• Dataset entries on figures:
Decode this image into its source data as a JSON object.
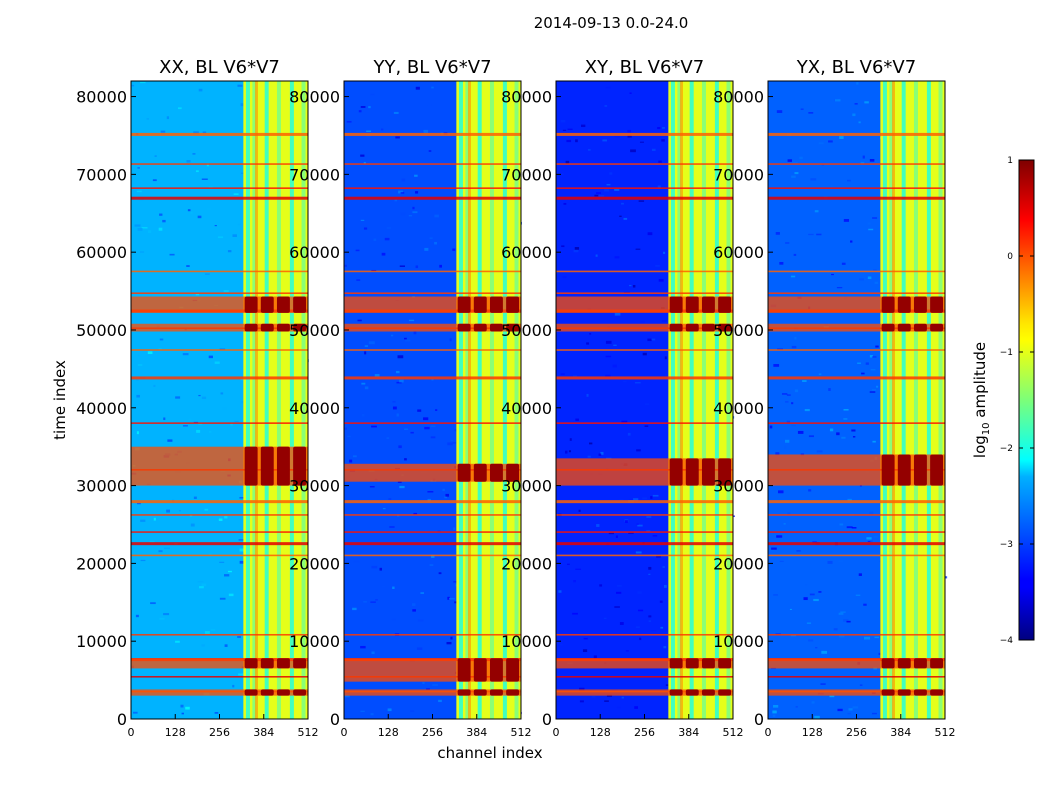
{
  "chart_data": {
    "type": "heatmap",
    "suptitle": "2014-09-13 0.0-24.0",
    "xlabel": "channel index",
    "ylabel": "time index",
    "xlim": [
      0,
      512
    ],
    "ylim": [
      0,
      82000
    ],
    "x_ticks": [
      0,
      128,
      256,
      384,
      512
    ],
    "y_ticks": [
      0,
      10000,
      20000,
      30000,
      40000,
      50000,
      60000,
      70000,
      80000
    ],
    "panels": [
      {
        "title": "XX, BL V6*V7",
        "level": 0.3,
        "band_start": 325,
        "band_end": 512,
        "strong_rows": [
          [
            52200,
            54300
          ],
          [
            49800,
            50800
          ],
          [
            30000,
            35000
          ],
          [
            6500,
            7800
          ],
          [
            3000,
            3800
          ]
        ]
      },
      {
        "title": "YY, BL V6*V7",
        "level": 0.2,
        "band_start": 325,
        "band_end": 512,
        "strong_rows": [
          [
            52200,
            54300
          ],
          [
            49800,
            50800
          ],
          [
            30500,
            32800
          ],
          [
            4800,
            7800
          ],
          [
            3000,
            3800
          ]
        ]
      },
      {
        "title": "XY, BL V6*V7",
        "level": 0.16,
        "band_start": 325,
        "band_end": 512,
        "strong_rows": [
          [
            52200,
            54300
          ],
          [
            49800,
            50800
          ],
          [
            30000,
            33500
          ],
          [
            6500,
            7800
          ],
          [
            3000,
            3800
          ]
        ]
      },
      {
        "title": "YX, BL V6*V7",
        "level": 0.22,
        "band_start": 325,
        "band_end": 512,
        "strong_rows": [
          [
            52200,
            54300
          ],
          [
            49800,
            50800
          ],
          [
            30000,
            34000
          ],
          [
            6500,
            7800
          ],
          [
            3000,
            3800
          ]
        ]
      }
    ],
    "horizontal_lines": [
      75200,
      71300,
      68200,
      67000,
      57500,
      54700,
      52500,
      50200,
      47400,
      43900,
      38000,
      32000,
      28000,
      26200,
      24000,
      22600,
      21000,
      10800,
      7700,
      5400,
      3500
    ],
    "colorbar": {
      "label": "log10 amplitude",
      "label_base": "log",
      "label_sub": "10",
      "label_rest": " amplitude",
      "range": [
        -4,
        1
      ],
      "ticks": [
        1,
        0,
        -1,
        -2,
        -3,
        -4
      ],
      "tick_labels": [
        "1",
        "0",
        "−1",
        "−2",
        "−3",
        "−4"
      ],
      "colormap": "jet"
    }
  }
}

• EXERCISE DIRECTIONS: The pictures should not be reproduced; quote all of the other material exactly.

• EXERCISE RESPONSE:
Decode this image into its source data as a JSON object.
{
  "chart_data": {
    "type": "heatmap",
    "suptitle": "2014-09-13 0.0-24.0",
    "xlabel": "channel index",
    "ylabel": "time index",
    "xlim": [
      0,
      512
    ],
    "ylim": [
      0,
      82000
    ],
    "x_ticks": [
      0,
      128,
      256,
      384,
      512
    ],
    "y_ticks": [
      0,
      10000,
      20000,
      30000,
      40000,
      50000,
      60000,
      70000,
      80000
    ],
    "panels": [
      {
        "title": "XX, BL V6*V7",
        "level": 0.3,
        "band_start": 325,
        "band_end": 512,
        "strong_rows": [
          [
            52200,
            54300
          ],
          [
            49800,
            50800
          ],
          [
            30000,
            35000
          ],
          [
            6500,
            7800
          ],
          [
            3000,
            3800
          ]
        ]
      },
      {
        "title": "YY, BL V6*V7",
        "level": 0.2,
        "band_start": 325,
        "band_end": 512,
        "strong_rows": [
          [
            52200,
            54300
          ],
          [
            49800,
            50800
          ],
          [
            30500,
            32800
          ],
          [
            4800,
            7800
          ],
          [
            3000,
            3800
          ]
        ]
      },
      {
        "title": "XY, BL V6*V7",
        "level": 0.16,
        "band_start": 325,
        "band_end": 512,
        "strong_rows": [
          [
            52200,
            54300
          ],
          [
            49800,
            50800
          ],
          [
            30000,
            33500
          ],
          [
            6500,
            7800
          ],
          [
            3000,
            3800
          ]
        ]
      },
      {
        "title": "YX, BL V6*V7",
        "level": 0.22,
        "band_start": 325,
        "band_end": 512,
        "strong_rows": [
          [
            52200,
            54300
          ],
          [
            49800,
            50800
          ],
          [
            30000,
            34000
          ],
          [
            6500,
            7800
          ],
          [
            3000,
            3800
          ]
        ]
      }
    ],
    "horizontal_lines": [
      75200,
      71300,
      68200,
      67000,
      57500,
      54700,
      52500,
      50200,
      47400,
      43900,
      38000,
      32000,
      28000,
      26200,
      24000,
      22600,
      21000,
      10800,
      7700,
      5400,
      3500
    ],
    "colorbar": {
      "label": "log10 amplitude",
      "label_base": "log",
      "label_sub": "10",
      "label_rest": " amplitude",
      "range": [
        -4,
        1
      ],
      "ticks": [
        1,
        0,
        -1,
        -2,
        -3,
        -4
      ],
      "tick_labels": [
        "1",
        "0",
        "−1",
        "−2",
        "−3",
        "−4"
      ],
      "colormap": "jet"
    }
  }
}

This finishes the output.